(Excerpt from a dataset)
— Begin —

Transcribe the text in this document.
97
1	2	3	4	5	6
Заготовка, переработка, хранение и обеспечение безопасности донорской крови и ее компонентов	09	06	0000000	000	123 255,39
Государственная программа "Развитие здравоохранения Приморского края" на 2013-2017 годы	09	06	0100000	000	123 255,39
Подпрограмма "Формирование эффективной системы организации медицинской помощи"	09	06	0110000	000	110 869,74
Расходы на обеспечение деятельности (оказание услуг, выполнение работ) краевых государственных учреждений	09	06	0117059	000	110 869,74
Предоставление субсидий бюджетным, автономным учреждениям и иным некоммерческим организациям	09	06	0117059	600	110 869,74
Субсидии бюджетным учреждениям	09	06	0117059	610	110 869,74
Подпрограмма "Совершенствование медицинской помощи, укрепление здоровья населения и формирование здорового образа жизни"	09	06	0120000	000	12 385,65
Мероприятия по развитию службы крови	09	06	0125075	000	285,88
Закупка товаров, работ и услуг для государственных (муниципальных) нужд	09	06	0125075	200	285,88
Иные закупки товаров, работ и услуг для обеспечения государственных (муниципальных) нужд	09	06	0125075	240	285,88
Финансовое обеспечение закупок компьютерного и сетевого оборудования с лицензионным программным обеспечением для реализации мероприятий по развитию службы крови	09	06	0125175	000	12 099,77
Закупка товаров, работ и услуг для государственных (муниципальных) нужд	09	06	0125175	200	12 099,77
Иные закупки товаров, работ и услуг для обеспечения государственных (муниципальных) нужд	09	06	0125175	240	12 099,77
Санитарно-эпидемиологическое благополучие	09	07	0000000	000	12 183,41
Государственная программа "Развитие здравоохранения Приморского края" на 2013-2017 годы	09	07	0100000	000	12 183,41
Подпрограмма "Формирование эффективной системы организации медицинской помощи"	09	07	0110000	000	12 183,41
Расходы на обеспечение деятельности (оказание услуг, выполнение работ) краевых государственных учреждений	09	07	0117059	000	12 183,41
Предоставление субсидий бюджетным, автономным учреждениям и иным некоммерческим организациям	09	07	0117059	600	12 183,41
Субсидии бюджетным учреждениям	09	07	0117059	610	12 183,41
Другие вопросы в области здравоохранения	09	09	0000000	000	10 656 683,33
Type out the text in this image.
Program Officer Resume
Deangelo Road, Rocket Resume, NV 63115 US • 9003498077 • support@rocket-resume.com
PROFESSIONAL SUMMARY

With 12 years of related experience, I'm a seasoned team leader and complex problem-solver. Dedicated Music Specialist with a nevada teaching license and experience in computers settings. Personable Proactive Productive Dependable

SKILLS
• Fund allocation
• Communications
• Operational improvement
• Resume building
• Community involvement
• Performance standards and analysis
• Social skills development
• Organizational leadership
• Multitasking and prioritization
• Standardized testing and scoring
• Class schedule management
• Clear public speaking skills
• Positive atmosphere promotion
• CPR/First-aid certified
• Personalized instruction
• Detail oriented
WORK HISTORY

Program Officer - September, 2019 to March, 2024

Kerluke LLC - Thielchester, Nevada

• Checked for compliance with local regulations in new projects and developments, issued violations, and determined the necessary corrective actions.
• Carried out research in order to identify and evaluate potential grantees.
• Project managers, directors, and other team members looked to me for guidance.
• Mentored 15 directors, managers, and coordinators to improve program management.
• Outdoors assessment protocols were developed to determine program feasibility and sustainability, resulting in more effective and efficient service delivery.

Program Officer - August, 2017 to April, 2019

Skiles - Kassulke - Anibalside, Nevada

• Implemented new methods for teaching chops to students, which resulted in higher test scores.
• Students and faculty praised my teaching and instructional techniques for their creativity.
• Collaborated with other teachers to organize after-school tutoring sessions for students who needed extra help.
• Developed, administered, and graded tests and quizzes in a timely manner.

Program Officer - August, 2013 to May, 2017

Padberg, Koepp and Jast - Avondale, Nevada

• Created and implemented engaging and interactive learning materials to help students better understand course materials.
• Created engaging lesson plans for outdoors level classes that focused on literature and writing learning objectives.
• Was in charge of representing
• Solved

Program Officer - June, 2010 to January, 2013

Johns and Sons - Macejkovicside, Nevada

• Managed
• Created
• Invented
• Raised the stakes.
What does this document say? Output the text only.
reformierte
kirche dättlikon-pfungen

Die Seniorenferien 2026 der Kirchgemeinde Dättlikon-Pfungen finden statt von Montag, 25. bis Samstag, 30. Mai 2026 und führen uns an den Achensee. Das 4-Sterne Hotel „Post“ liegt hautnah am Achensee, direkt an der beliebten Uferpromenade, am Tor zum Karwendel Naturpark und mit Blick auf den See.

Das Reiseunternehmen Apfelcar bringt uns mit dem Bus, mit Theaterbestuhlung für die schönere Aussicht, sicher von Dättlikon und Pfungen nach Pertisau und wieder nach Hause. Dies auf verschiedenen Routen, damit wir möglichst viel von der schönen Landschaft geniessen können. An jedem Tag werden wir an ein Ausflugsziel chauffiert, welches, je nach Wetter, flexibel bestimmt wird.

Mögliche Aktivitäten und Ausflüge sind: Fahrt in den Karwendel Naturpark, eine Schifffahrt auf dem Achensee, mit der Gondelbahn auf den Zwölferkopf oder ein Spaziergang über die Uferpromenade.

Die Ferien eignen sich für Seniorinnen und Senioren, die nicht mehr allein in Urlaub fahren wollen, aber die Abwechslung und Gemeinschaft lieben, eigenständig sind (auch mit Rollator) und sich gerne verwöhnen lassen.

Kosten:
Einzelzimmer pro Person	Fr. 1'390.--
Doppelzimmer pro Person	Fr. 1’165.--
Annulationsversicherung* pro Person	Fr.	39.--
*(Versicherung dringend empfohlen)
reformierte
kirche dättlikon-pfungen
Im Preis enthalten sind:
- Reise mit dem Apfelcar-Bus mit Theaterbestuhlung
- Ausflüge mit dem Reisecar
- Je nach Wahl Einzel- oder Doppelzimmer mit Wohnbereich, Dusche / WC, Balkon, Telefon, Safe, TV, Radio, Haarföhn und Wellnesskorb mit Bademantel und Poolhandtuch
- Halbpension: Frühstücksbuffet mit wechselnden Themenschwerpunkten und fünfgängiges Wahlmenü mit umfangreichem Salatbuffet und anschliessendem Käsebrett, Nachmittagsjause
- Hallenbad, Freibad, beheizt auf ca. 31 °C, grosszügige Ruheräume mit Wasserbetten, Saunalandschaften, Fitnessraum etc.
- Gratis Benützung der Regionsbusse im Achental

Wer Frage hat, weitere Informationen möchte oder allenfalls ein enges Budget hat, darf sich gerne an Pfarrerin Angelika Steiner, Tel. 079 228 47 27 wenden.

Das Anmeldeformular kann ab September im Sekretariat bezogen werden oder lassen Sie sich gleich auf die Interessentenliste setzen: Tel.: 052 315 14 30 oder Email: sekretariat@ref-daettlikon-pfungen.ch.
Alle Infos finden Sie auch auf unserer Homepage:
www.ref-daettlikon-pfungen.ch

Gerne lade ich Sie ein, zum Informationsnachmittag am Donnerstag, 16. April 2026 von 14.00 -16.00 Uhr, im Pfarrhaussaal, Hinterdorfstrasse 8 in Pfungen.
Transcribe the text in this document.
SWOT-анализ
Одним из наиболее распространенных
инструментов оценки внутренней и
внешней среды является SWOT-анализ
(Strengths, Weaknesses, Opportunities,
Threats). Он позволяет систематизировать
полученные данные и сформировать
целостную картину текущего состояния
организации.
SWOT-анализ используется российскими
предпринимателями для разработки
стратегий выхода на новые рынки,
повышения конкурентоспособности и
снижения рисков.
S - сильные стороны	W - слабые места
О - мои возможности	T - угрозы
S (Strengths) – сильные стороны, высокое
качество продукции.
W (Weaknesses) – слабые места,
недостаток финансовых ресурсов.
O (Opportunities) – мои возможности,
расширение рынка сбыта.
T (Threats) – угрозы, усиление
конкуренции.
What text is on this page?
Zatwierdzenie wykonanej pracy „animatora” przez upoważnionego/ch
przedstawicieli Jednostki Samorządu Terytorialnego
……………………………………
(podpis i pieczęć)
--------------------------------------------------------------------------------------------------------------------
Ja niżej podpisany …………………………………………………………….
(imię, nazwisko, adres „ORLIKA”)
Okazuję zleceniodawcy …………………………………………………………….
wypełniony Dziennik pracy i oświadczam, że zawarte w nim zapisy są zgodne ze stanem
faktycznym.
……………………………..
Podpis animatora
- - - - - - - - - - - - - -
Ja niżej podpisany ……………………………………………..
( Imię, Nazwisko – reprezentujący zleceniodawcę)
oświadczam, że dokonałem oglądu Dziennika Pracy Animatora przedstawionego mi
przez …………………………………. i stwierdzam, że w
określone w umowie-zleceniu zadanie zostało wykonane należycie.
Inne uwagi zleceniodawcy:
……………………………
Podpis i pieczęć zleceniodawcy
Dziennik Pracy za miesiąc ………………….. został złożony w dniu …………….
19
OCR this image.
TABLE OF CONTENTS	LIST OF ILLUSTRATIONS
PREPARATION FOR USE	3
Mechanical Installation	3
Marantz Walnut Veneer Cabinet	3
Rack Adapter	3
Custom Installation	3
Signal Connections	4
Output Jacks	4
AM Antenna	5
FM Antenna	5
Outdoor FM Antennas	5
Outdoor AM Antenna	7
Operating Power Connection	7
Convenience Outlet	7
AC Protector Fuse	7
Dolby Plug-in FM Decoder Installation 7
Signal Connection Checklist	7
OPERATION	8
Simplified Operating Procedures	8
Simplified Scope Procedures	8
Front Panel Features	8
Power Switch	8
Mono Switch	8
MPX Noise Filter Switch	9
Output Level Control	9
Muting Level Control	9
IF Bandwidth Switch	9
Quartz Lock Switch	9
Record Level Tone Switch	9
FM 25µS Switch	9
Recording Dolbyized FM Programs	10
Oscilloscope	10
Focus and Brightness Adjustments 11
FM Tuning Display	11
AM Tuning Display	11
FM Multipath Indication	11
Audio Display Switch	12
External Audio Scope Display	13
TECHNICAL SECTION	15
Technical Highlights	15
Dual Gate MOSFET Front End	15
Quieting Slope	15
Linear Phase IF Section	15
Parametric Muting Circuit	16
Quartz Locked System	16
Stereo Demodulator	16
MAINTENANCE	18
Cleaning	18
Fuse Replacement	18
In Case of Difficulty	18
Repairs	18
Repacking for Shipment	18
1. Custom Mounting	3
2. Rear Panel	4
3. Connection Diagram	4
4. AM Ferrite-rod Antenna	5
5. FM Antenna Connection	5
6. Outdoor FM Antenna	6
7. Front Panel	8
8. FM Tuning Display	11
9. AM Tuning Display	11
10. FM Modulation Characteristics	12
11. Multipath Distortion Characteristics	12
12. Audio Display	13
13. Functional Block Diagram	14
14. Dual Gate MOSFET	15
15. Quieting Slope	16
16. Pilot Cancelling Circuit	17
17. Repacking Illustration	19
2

— End —

**WORK INSTRUCTIONS**
Go over the records above and tally the lines with the word "сильные" in them. Give the number alone.

**TASK SOLUTION**
2